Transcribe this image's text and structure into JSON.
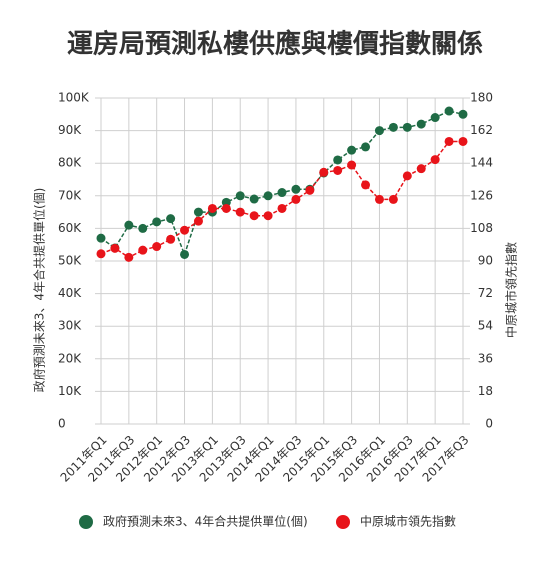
{
  "chart_data": {
    "type": "line",
    "title": "運房局預測私樓供應與樓價指數關係",
    "y_label": "政府預測未來3、4年合共提供單位(個)",
    "y2_label": "中原城市領先指數",
    "categories": [
      "2011年Q1",
      null,
      "2011年Q3",
      null,
      "2012年Q1",
      null,
      "2012年Q3",
      null,
      "2013年Q1",
      null,
      "2013年Q3",
      null,
      "2014年Q1",
      null,
      "2014年Q3",
      null,
      "2015年Q1",
      null,
      "2015年Q3",
      null,
      "2016年Q1",
      null,
      "2016年Q3",
      null,
      "2017年Q1",
      null,
      "2017年Q3"
    ],
    "series": [
      {
        "name": "政府預測未來3、4年合共提供單位(個)",
        "color": "#1f6b45",
        "values": [
          57000,
          54000,
          61000,
          60000,
          62000,
          63000,
          52000,
          65000,
          65000,
          68000,
          70000,
          69000,
          70000,
          71000,
          72000,
          72000,
          77000,
          81000,
          84000,
          85000,
          90000,
          91000,
          91000,
          92000,
          94000,
          96000,
          95000
        ]
      },
      {
        "name": "中原城市領先指數",
        "color": "#e8141a",
        "axis": "y2",
        "values": [
          94,
          97,
          92,
          96,
          98,
          102,
          107,
          112,
          119,
          119,
          117,
          115,
          115,
          119,
          124,
          129,
          139,
          140,
          143,
          132,
          124,
          124,
          137,
          141,
          146,
          156,
          156
        ]
      }
    ],
    "ylim": [
      0,
      100000
    ],
    "yticks": [
      0,
      {
        "value": 10000,
        "label": "10K"
      },
      {
        "value": 20000,
        "label": "20K"
      },
      {
        "value": 30000,
        "label": "30K"
      },
      {
        "value": 40000,
        "label": "40K"
      },
      {
        "value": 50000,
        "label": "50K"
      },
      {
        "value": 60000,
        "label": "60K"
      },
      {
        "value": 70000,
        "label": "70K"
      },
      {
        "value": 80000,
        "label": "80K"
      },
      {
        "value": 90000,
        "label": "90K"
      },
      {
        "value": 100000,
        "label": "100K"
      }
    ],
    "y2lim": [
      0,
      180
    ],
    "y2ticks": [
      0,
      18,
      36,
      54,
      72,
      90,
      108,
      126,
      144,
      162,
      180
    ],
    "grid": true,
    "legend": "bottom"
  }
}
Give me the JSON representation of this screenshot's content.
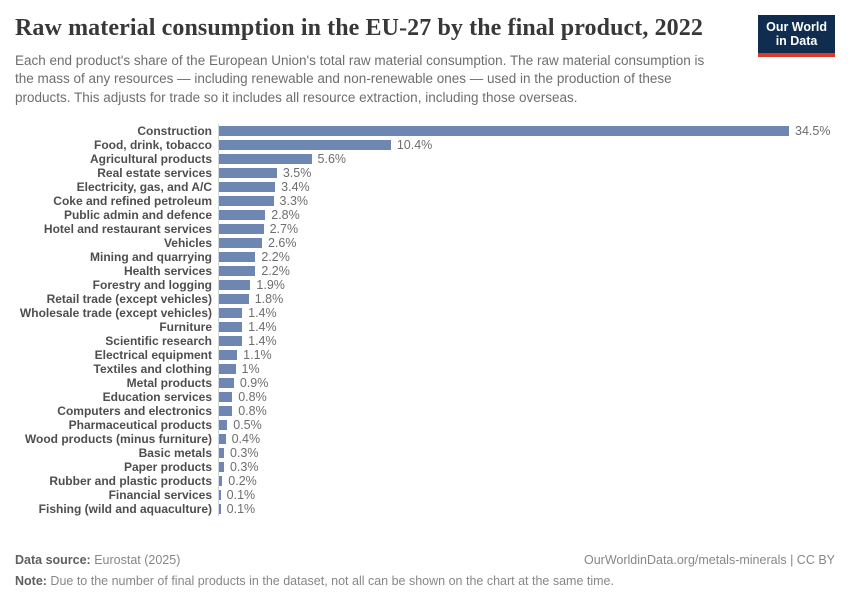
{
  "header": {
    "title": "Raw material consumption in the EU-27 by the final product, 2022",
    "subtitle": "Each end product's share of the European Union's total raw material consumption. The raw material consumption is the mass of any resources — including renewable and non-renewable ones — used in the production of these products. This adjusts for trade so it includes all resource extraction, including those overseas.",
    "logo": {
      "line1": "Our World",
      "line2": "in Data"
    }
  },
  "chart_data": {
    "type": "bar",
    "orientation": "horizontal",
    "title": "Raw material consumption in the EU-27 by the final product, 2022",
    "unit": "%",
    "xlim": [
      0,
      34.5
    ],
    "grid": false,
    "legend": "none",
    "bar_color": "#6d87b2",
    "categories": [
      "Construction",
      "Food, drink, tobacco",
      "Agricultural products",
      "Real estate services",
      "Electricity, gas, and A/C",
      "Coke and refined petroleum",
      "Public admin and defence",
      "Hotel and restaurant services",
      "Vehicles",
      "Mining and quarrying",
      "Health services",
      "Forestry and logging",
      "Retail trade (except vehicles)",
      "Wholesale trade (except vehicles)",
      "Furniture",
      "Scientific research",
      "Electrical equipment",
      "Textiles and clothing",
      "Metal products",
      "Education services",
      "Computers and electronics",
      "Pharmaceutical products",
      "Wood products (minus furniture)",
      "Basic metals",
      "Paper products",
      "Rubber and plastic products",
      "Financial services",
      "Fishing (wild and aquaculture)"
    ],
    "values": [
      34.5,
      10.4,
      5.6,
      3.5,
      3.4,
      3.3,
      2.8,
      2.7,
      2.6,
      2.2,
      2.2,
      1.9,
      1.8,
      1.4,
      1.4,
      1.4,
      1.1,
      1,
      0.9,
      0.8,
      0.8,
      0.5,
      0.4,
      0.3,
      0.3,
      0.2,
      0.1,
      0.1
    ],
    "value_labels": [
      "34.5%",
      "10.4%",
      "5.6%",
      "3.5%",
      "3.4%",
      "3.3%",
      "2.8%",
      "2.7%",
      "2.6%",
      "2.2%",
      "2.2%",
      "1.9%",
      "1.8%",
      "1.4%",
      "1.4%",
      "1.4%",
      "1.1%",
      "1%",
      "0.9%",
      "0.8%",
      "0.8%",
      "0.5%",
      "0.4%",
      "0.3%",
      "0.3%",
      "0.2%",
      "0.1%",
      "0.1%"
    ]
  },
  "footer": {
    "data_source_label": "Data source:",
    "data_source_value": " Eurostat (2025)",
    "link": "OurWorldinData.org/metals-minerals | CC BY",
    "note_label": "Note:",
    "note_value": " Due to the number of final products in the dataset, not all can be shown on the chart at the same time."
  }
}
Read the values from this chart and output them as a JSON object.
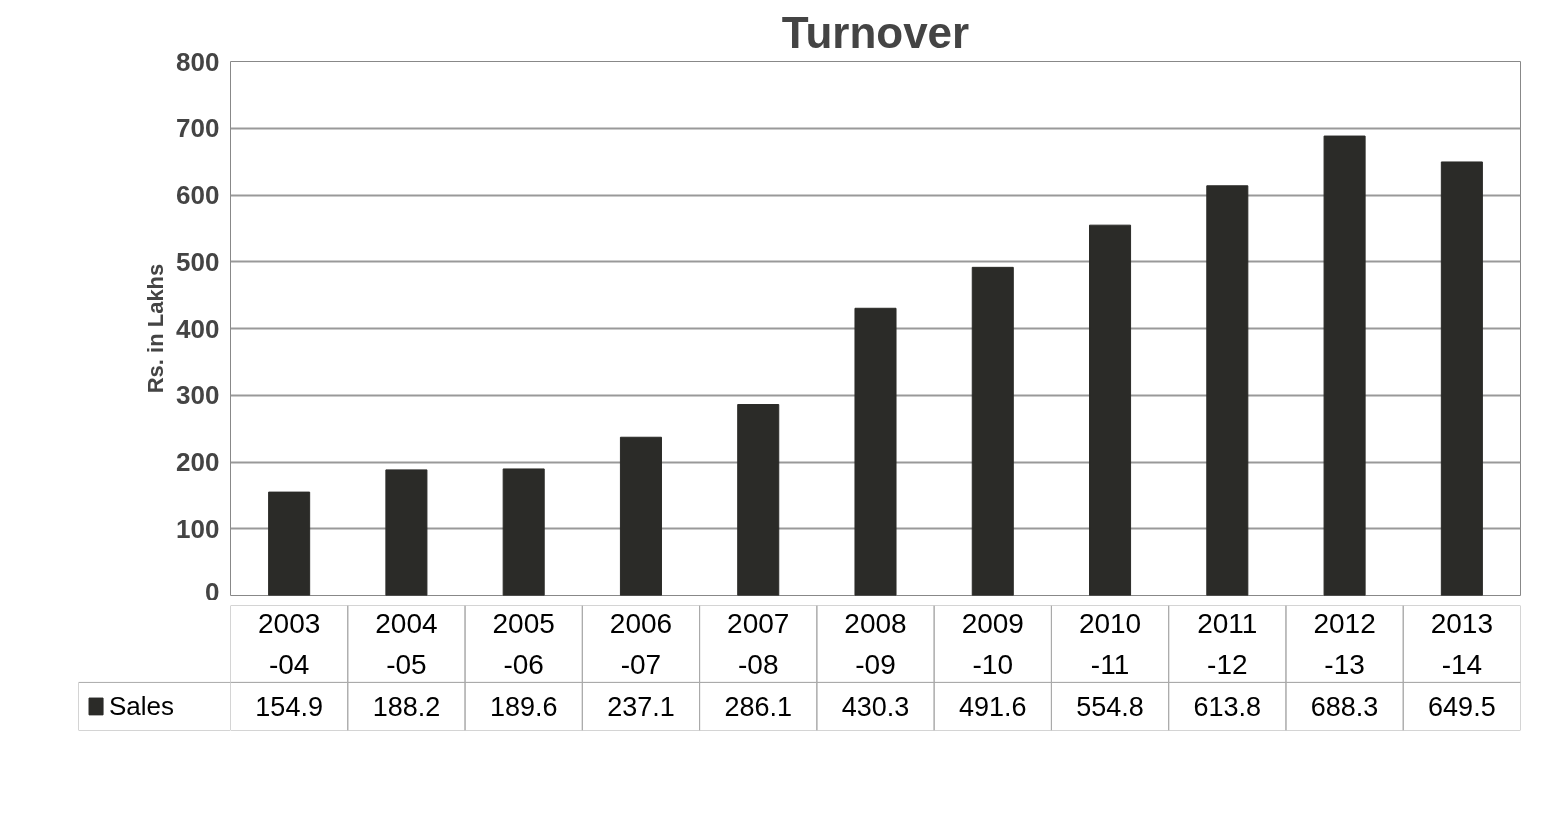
{
  "chart_data": {
    "type": "bar",
    "title": "Turnover",
    "ylabel": "Rs. in Lakhs",
    "categories": [
      "2003\n-04",
      "2004\n-05",
      "2005\n-06",
      "2006\n-07",
      "2007\n-08",
      "2008\n-09",
      "2009\n-10",
      "2010\n-11",
      "2011\n-12",
      "2012\n-13",
      "2013\n-14"
    ],
    "series": [
      {
        "name": "Sales",
        "color": "#2b2b28",
        "values": [
          154.9,
          188.2,
          189.6,
          237.1,
          286.1,
          430.3,
          491.6,
          554.8,
          613.8,
          688.3,
          649.5
        ]
      }
    ],
    "ylim": [
      0,
      800
    ],
    "yticks": [
      0,
      100,
      200,
      300,
      400,
      500,
      600,
      700,
      800
    ],
    "grid": "y",
    "legend": "bottom",
    "tick_labels": "y",
    "data_labels": true
  }
}
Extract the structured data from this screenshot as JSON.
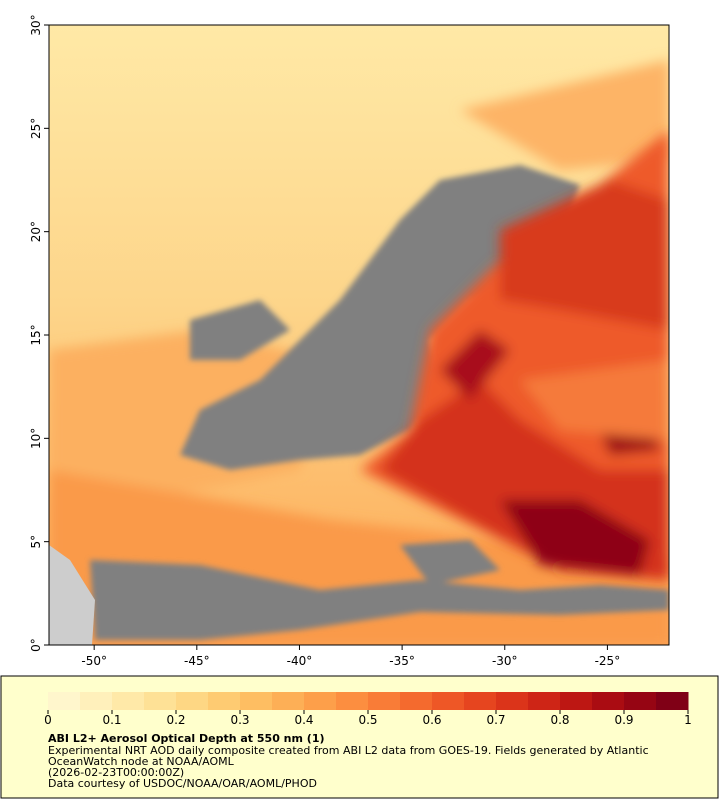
{
  "map": {
    "xlim": [
      -52.2,
      -22
    ],
    "ylim": [
      0,
      30
    ],
    "xticks": [
      {
        "value": -50,
        "label": "-50°"
      },
      {
        "value": -45,
        "label": "-45°"
      },
      {
        "value": -40,
        "label": "-40°"
      },
      {
        "value": -35,
        "label": "-35°"
      },
      {
        "value": -30,
        "label": "-30°"
      },
      {
        "value": -25,
        "label": "-25°"
      }
    ],
    "yticks": [
      {
        "value": 0,
        "label": "0°"
      },
      {
        "value": 5,
        "label": "5°"
      },
      {
        "value": 10,
        "label": "10°"
      },
      {
        "value": 15,
        "label": "15°"
      },
      {
        "value": 20,
        "label": "20°"
      },
      {
        "value": 25,
        "label": "25°"
      },
      {
        "value": 30,
        "label": "30°"
      }
    ]
  },
  "colorbar": {
    "range": [
      0,
      1
    ],
    "ticks": [
      0,
      0.1,
      0.2,
      0.3,
      0.4,
      0.5,
      0.6,
      0.7,
      0.8,
      0.9,
      1
    ],
    "colors": [
      "#fff6cc",
      "#fff0bb",
      "#ffe9a8",
      "#fee196",
      "#fed784",
      "#fecb72",
      "#febe62",
      "#fdaf56",
      "#fd9f4a",
      "#fc8e40",
      "#f97c37",
      "#f46a2e",
      "#ee5726",
      "#e6451f",
      "#db341a",
      "#ce2516",
      "#bd1713",
      "#aa0c12",
      "#960513",
      "#800016"
    ]
  },
  "legend": {
    "title": "ABI L2+ Aerosol Optical Depth at 550 nm (1)",
    "lines": [
      "Experimental NRT AOD daily composite created from ABI L2 data from GOES-19. Fields generated by Atlantic",
      "OceanWatch node at NOAA/AOML",
      "(2026-02-23T00:00:00Z)",
      "Data courtesy of USDOC/NOAA/OAR/AOML/PHOD"
    ]
  }
}
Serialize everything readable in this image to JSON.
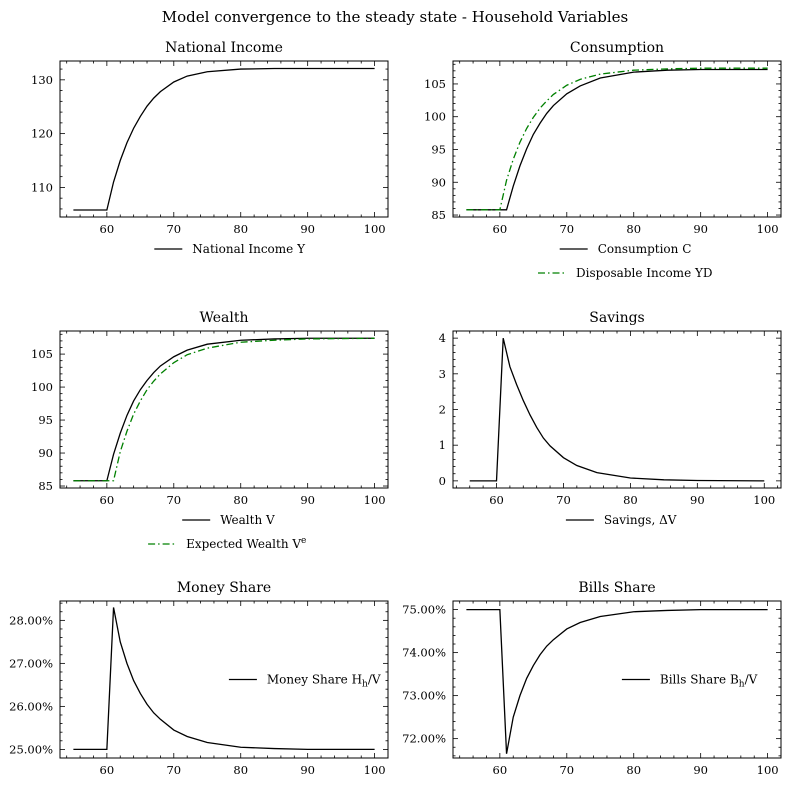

◆ Written exercise
Starting at the line that contains "Extract the structured", write out every line through the final line of the entries, word for word; skip any pictures.

◆ Worked solution
Extract the structured data from this screenshot as JSON.
{
  "map": {
    "xlim": [
      -52.2,
      -22
    ],
    "ylim": [
      0,
      30
    ],
    "xticks": [
      {
        "value": -50,
        "label": "-50°"
      },
      {
        "value": -45,
        "label": "-45°"
      },
      {
        "value": -40,
        "label": "-40°"
      },
      {
        "value": -35,
        "label": "-35°"
      },
      {
        "value": -30,
        "label": "-30°"
      },
      {
        "value": -25,
        "label": "-25°"
      }
    ],
    "yticks": [
      {
        "value": 0,
        "label": "0°"
      },
      {
        "value": 5,
        "label": "5°"
      },
      {
        "value": 10,
        "label": "10°"
      },
      {
        "value": 15,
        "label": "15°"
      },
      {
        "value": 20,
        "label": "20°"
      },
      {
        "value": 25,
        "label": "25°"
      },
      {
        "value": 30,
        "label": "30°"
      }
    ]
  },
  "colorbar": {
    "range": [
      0,
      1
    ],
    "ticks": [
      0,
      0.1,
      0.2,
      0.3,
      0.4,
      0.5,
      0.6,
      0.7,
      0.8,
      0.9,
      1
    ],
    "colors": [
      "#fff6cc",
      "#fff0bb",
      "#ffe9a8",
      "#fee196",
      "#fed784",
      "#fecb72",
      "#febe62",
      "#fdaf56",
      "#fd9f4a",
      "#fc8e40",
      "#f97c37",
      "#f46a2e",
      "#ee5726",
      "#e6451f",
      "#db341a",
      "#ce2516",
      "#bd1713",
      "#aa0c12",
      "#960513",
      "#800016"
    ]
  },
  "legend": {
    "title": "ABI L2+ Aerosol Optical Depth at 550 nm (1)",
    "lines": [
      "Experimental NRT AOD daily composite created from ABI L2 data from GOES-19. Fields generated by Atlantic",
      "OceanWatch node at NOAA/AOML",
      "(2026-02-23T00:00:00Z)",
      "Data courtesy of USDOC/NOAA/OAR/AOML/PHOD"
    ]
  }
}
Serialize everything readable in this image to JSON.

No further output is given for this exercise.